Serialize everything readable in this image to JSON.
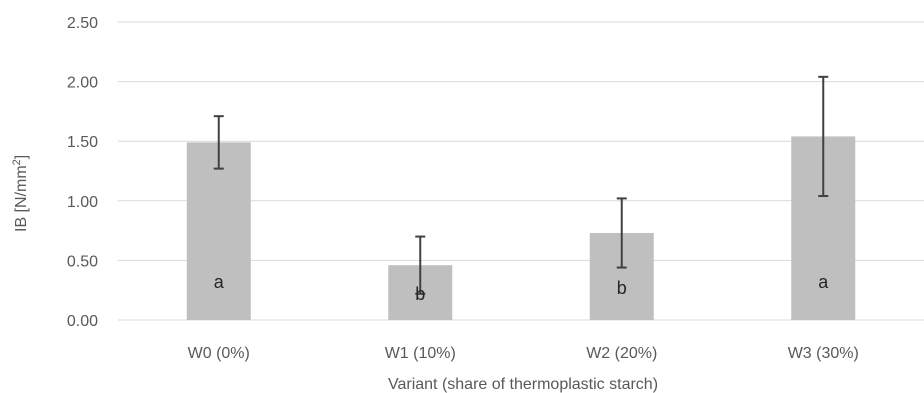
{
  "chart_data": {
    "type": "bar",
    "categories": [
      "W0 (0%)",
      "W1 (10%)",
      "W2 (20%)",
      "W3 (30%)"
    ],
    "values": [
      1.49,
      0.46,
      0.73,
      1.54
    ],
    "error": [
      0.22,
      0.24,
      0.29,
      0.5
    ],
    "group_labels": [
      "a",
      "b",
      "b",
      "a"
    ],
    "yticks": [
      "0.00",
      "0.50",
      "1.00",
      "1.50",
      "2.00",
      "2.50"
    ],
    "ylim": [
      0,
      2.5
    ],
    "ylabel_main": "IB [N/mm",
    "ylabel_sup": "2",
    "ylabel_end": "]",
    "xlabel": "Variant (share of thermoplastic starch)",
    "grid": true,
    "colors": {
      "bar": "#bfbfbf",
      "error": "#404040",
      "grid": "#d9d9d9"
    }
  }
}
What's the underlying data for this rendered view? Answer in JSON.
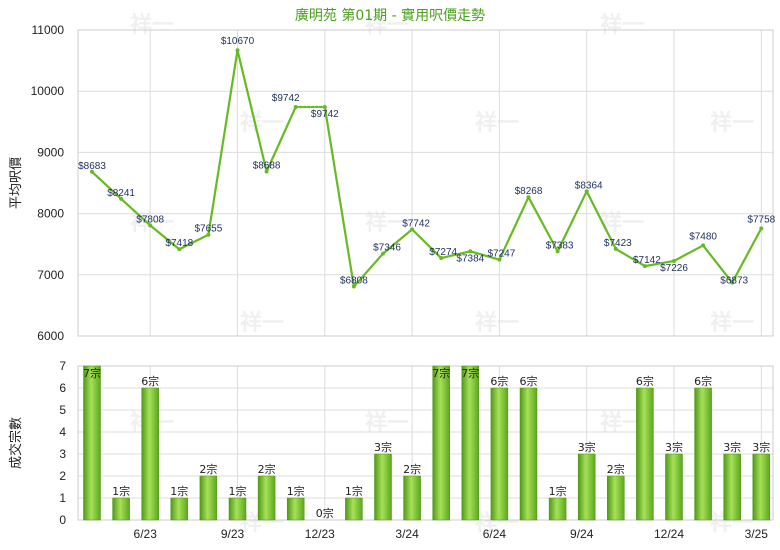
{
  "chart_data": [
    {
      "type": "line",
      "title": "廣明苑 第01期 - 實用呎價走勢",
      "ylabel": "平均呎價",
      "ylim": [
        6000,
        11000
      ],
      "yticks": [
        6000,
        7000,
        8000,
        9000,
        10000,
        11000
      ],
      "grid": true,
      "color": "#66bb22",
      "points": [
        {
          "label": "$8683",
          "value": 8683
        },
        {
          "label": "$8241",
          "value": 8241
        },
        {
          "label": "$7808",
          "value": 7808
        },
        {
          "label": "$7418",
          "value": 7418
        },
        {
          "label": "$7655",
          "value": 7655
        },
        {
          "label": "$10670",
          "value": 10670
        },
        {
          "label": "$8688",
          "value": 8688
        },
        {
          "label": "$9742",
          "value": 9742
        },
        {
          "label": "$9742",
          "value": 9742
        },
        {
          "label": "$6808",
          "value": 6808
        },
        {
          "label": "$7346",
          "value": 7346
        },
        {
          "label": "$7742",
          "value": 7742
        },
        {
          "label": "$7274",
          "value": 7274
        },
        {
          "label": "$7384",
          "value": 7384
        },
        {
          "label": "$7247",
          "value": 7247
        },
        {
          "label": "$8268",
          "value": 8268
        },
        {
          "label": "$7383",
          "value": 7383
        },
        {
          "label": "$8364",
          "value": 8364
        },
        {
          "label": "$7423",
          "value": 7423
        },
        {
          "label": "$7142",
          "value": 7142
        },
        {
          "label": "$7226",
          "value": 7226
        },
        {
          "label": "$7480",
          "value": 7480
        },
        {
          "label": "$6873",
          "value": 6873
        },
        {
          "label": "$7758",
          "value": 7758
        }
      ]
    },
    {
      "type": "bar",
      "ylabel": "成交宗數",
      "ylim": [
        0,
        7
      ],
      "yticks": [
        0,
        1,
        2,
        3,
        4,
        5,
        6,
        7
      ],
      "grid": true,
      "xtick_labels": [
        "6/23",
        "9/23",
        "12/23",
        "3/24",
        "6/24",
        "9/24",
        "12/24",
        "3/25"
      ],
      "color": "#7cc832",
      "bars": [
        {
          "value": 7,
          "label": "7宗"
        },
        {
          "value": 1,
          "label": "1宗"
        },
        {
          "value": 6,
          "label": "6宗"
        },
        {
          "value": 1,
          "label": "1宗"
        },
        {
          "value": 2,
          "label": "2宗"
        },
        {
          "value": 1,
          "label": "1宗"
        },
        {
          "value": 2,
          "label": "2宗"
        },
        {
          "value": 1,
          "label": "1宗"
        },
        {
          "value": 0,
          "label": "0宗"
        },
        {
          "value": 1,
          "label": "1宗"
        },
        {
          "value": 3,
          "label": "3宗"
        },
        {
          "value": 2,
          "label": "2宗"
        },
        {
          "value": 7,
          "label": "7宗"
        },
        {
          "value": 7,
          "label": "7宗"
        },
        {
          "value": 6,
          "label": "6宗"
        },
        {
          "value": 6,
          "label": "6宗"
        },
        {
          "value": 1,
          "label": "1宗"
        },
        {
          "value": 3,
          "label": "3宗"
        },
        {
          "value": 2,
          "label": "2宗"
        },
        {
          "value": 6,
          "label": "6宗"
        },
        {
          "value": 3,
          "label": "3宗"
        },
        {
          "value": 6,
          "label": "6宗"
        },
        {
          "value": 3,
          "label": "3宗"
        },
        {
          "value": 3,
          "label": "3宗"
        }
      ]
    }
  ],
  "watermark": "祥一"
}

----

What the task asks: Every record must be copied exactly, with images dropped from the result.

Task answer:
Serialize everything readable in this image to JSON.
{
  "chart_data": {
    "type": "bar",
    "categories": [
      "W0 (0%)",
      "W1 (10%)",
      "W2 (20%)",
      "W3 (30%)"
    ],
    "values": [
      1.49,
      0.46,
      0.73,
      1.54
    ],
    "error": [
      0.22,
      0.24,
      0.29,
      0.5
    ],
    "group_labels": [
      "a",
      "b",
      "b",
      "a"
    ],
    "yticks": [
      "0.00",
      "0.50",
      "1.00",
      "1.50",
      "2.00",
      "2.50"
    ],
    "ylim": [
      0,
      2.5
    ],
    "ylabel_main": "IB [N/mm",
    "ylabel_sup": "2",
    "ylabel_end": "]",
    "xlabel": "Variant (share of thermoplastic starch)",
    "grid": true,
    "colors": {
      "bar": "#bfbfbf",
      "error": "#404040",
      "grid": "#d9d9d9"
    }
  }
}
What's the underlying data for this rendered view? Answer in JSON.
{
  "chart_data": [
    {
      "type": "line",
      "title": "廣明苑 第01期 - 實用呎價走勢",
      "ylabel": "平均呎價",
      "ylim": [
        6000,
        11000
      ],
      "yticks": [
        6000,
        7000,
        8000,
        9000,
        10000,
        11000
      ],
      "grid": true,
      "color": "#66bb22",
      "points": [
        {
          "label": "$8683",
          "value": 8683
        },
        {
          "label": "$8241",
          "value": 8241
        },
        {
          "label": "$7808",
          "value": 7808
        },
        {
          "label": "$7418",
          "value": 7418
        },
        {
          "label": "$7655",
          "value": 7655
        },
        {
          "label": "$10670",
          "value": 10670
        },
        {
          "label": "$8688",
          "value": 8688
        },
        {
          "label": "$9742",
          "value": 9742
        },
        {
          "label": "$9742",
          "value": 9742
        },
        {
          "label": "$6808",
          "value": 6808
        },
        {
          "label": "$7346",
          "value": 7346
        },
        {
          "label": "$7742",
          "value": 7742
        },
        {
          "label": "$7274",
          "value": 7274
        },
        {
          "label": "$7384",
          "value": 7384
        },
        {
          "label": "$7247",
          "value": 7247
        },
        {
          "label": "$8268",
          "value": 8268
        },
        {
          "label": "$7383",
          "value": 7383
        },
        {
          "label": "$8364",
          "value": 8364
        },
        {
          "label": "$7423",
          "value": 7423
        },
        {
          "label": "$7142",
          "value": 7142
        },
        {
          "label": "$7226",
          "value": 7226
        },
        {
          "label": "$7480",
          "value": 7480
        },
        {
          "label": "$6873",
          "value": 6873
        },
        {
          "label": "$7758",
          "value": 7758
        }
      ]
    },
    {
      "type": "bar",
      "ylabel": "成交宗數",
      "ylim": [
        0,
        7
      ],
      "yticks": [
        0,
        1,
        2,
        3,
        4,
        5,
        6,
        7
      ],
      "grid": true,
      "xtick_labels": [
        "6/23",
        "9/23",
        "12/23",
        "3/24",
        "6/24",
        "9/24",
        "12/24",
        "3/25"
      ],
      "color": "#7cc832",
      "bars": [
        {
          "value": 7,
          "label": "7宗"
        },
        {
          "value": 1,
          "label": "1宗"
        },
        {
          "value": 6,
          "label": "6宗"
        },
        {
          "value": 1,
          "label": "1宗"
        },
        {
          "value": 2,
          "label": "2宗"
        },
        {
          "value": 1,
          "label": "1宗"
        },
        {
          "value": 2,
          "label": "2宗"
        },
        {
          "value": 1,
          "label": "1宗"
        },
        {
          "value": 0,
          "label": "0宗"
        },
        {
          "value": 1,
          "label": "1宗"
        },
        {
          "value": 3,
          "label": "3宗"
        },
        {
          "value": 2,
          "label": "2宗"
        },
        {
          "value": 7,
          "label": "7宗"
        },
        {
          "value": 7,
          "label": "7宗"
        },
        {
          "value": 6,
          "label": "6宗"
        },
        {
          "value": 6,
          "label": "6宗"
        },
        {
          "value": 1,
          "label": "1宗"
        },
        {
          "value": 3,
          "label": "3宗"
        },
        {
          "value": 2,
          "label": "2宗"
        },
        {
          "value": 6,
          "label": "6宗"
        },
        {
          "value": 3,
          "label": "3宗"
        },
        {
          "value": 6,
          "label": "6宗"
        },
        {
          "value": 3,
          "label": "3宗"
        },
        {
          "value": 3,
          "label": "3宗"
        }
      ]
    }
  ],
  "watermark": "祥一"
}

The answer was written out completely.